» **DIRECTION**:
Comb through the entries for "تأسس" and pull out each line that holds it.
## begin MATERIAL FOR THIS EXERCISE
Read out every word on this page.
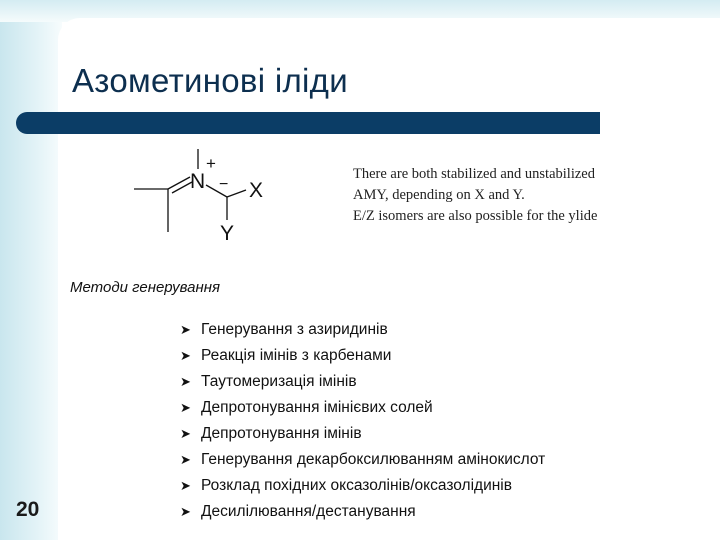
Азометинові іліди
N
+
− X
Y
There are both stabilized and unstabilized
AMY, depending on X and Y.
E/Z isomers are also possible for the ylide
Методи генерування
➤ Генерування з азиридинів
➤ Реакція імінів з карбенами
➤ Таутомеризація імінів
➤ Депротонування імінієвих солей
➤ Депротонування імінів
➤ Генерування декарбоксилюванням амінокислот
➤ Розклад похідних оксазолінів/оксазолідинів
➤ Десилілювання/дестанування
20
## end MATERIAL FOR THIS EXERCISE
## begin MATERIAL FOR THIS EXERCISE
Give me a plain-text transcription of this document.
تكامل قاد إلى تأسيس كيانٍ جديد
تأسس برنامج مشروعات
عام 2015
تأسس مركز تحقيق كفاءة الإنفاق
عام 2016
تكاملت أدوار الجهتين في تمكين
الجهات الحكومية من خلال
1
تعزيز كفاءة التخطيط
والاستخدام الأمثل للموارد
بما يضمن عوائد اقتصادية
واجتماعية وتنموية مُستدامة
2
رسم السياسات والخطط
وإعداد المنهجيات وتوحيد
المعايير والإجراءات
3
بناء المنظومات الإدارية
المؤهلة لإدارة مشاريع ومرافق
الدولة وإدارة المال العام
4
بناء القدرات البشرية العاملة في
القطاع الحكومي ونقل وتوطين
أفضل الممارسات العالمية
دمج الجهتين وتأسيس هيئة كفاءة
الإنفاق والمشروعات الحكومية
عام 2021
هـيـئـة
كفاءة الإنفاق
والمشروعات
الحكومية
## end MATERIAL FOR THIS EXERCISE
» **ANSWER TO THE EXERCISE**:
تأسس برنامج مشروعات
تأسس مركز تحقيق كفاءة الإنفاق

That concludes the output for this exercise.